━━ Task inputs ━━
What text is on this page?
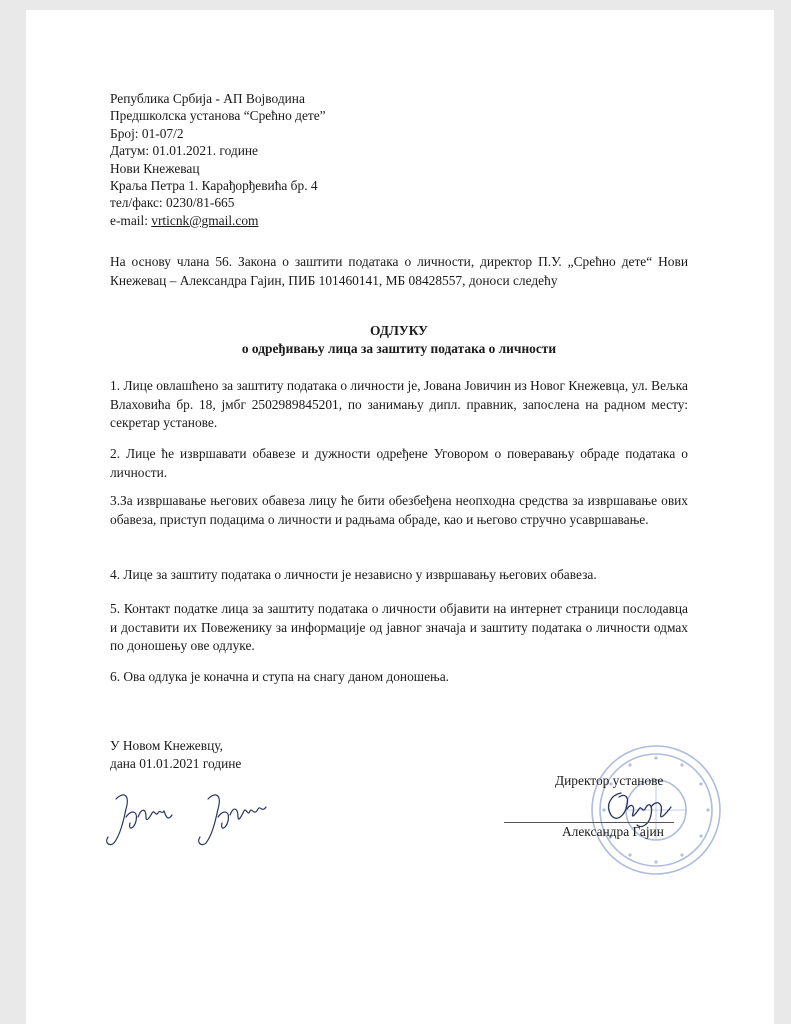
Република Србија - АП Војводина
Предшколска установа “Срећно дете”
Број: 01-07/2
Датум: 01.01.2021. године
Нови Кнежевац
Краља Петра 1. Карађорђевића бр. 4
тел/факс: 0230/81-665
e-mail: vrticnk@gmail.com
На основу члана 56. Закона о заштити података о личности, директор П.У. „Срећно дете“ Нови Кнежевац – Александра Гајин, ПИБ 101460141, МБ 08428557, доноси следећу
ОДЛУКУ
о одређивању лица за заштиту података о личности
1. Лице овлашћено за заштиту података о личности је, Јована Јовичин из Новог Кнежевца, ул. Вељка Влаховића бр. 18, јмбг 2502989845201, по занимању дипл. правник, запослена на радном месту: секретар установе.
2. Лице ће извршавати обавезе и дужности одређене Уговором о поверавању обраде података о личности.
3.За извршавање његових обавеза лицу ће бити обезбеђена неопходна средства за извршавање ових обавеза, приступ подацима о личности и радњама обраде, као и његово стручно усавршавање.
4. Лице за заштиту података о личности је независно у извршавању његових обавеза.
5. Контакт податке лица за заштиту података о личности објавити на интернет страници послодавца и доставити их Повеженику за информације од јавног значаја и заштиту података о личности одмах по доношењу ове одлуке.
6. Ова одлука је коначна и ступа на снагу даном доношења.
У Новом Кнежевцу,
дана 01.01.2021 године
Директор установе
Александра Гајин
━━━
━━ Task inputs ━━
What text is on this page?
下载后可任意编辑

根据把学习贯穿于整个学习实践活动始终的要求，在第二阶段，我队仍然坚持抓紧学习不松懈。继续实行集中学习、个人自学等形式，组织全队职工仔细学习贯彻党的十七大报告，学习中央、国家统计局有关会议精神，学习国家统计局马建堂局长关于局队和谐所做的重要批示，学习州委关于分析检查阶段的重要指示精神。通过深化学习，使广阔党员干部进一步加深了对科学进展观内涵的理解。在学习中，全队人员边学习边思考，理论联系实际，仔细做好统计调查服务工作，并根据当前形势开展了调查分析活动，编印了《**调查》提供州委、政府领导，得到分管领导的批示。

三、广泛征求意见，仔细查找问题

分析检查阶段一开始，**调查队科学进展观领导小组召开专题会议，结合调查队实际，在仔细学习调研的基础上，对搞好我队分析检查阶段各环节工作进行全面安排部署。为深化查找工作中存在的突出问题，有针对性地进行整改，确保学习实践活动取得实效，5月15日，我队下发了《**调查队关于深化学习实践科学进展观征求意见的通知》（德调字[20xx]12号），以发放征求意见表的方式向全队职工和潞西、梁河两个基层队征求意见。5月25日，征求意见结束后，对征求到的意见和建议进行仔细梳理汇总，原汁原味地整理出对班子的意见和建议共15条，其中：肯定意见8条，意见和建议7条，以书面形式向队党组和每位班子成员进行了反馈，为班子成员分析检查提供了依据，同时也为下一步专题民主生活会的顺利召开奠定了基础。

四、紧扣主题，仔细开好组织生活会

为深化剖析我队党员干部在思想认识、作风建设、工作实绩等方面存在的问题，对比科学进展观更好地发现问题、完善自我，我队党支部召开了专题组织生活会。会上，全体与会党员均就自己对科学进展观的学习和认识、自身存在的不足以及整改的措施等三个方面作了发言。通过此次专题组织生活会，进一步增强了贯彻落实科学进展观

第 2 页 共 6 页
━━━
• [Short task]:
From the listing above, collect every line that mentions the word "лица".

• [Solution to this problem]:
о одређивању лица за заштиту података о личности
5. Контакт податке лица за заштиту података о личности објавити на интернет страници послодавца и доставити их Повеженику за информације од јавног значаја и заштиту података о личности одмах по доношењу ове одлуке.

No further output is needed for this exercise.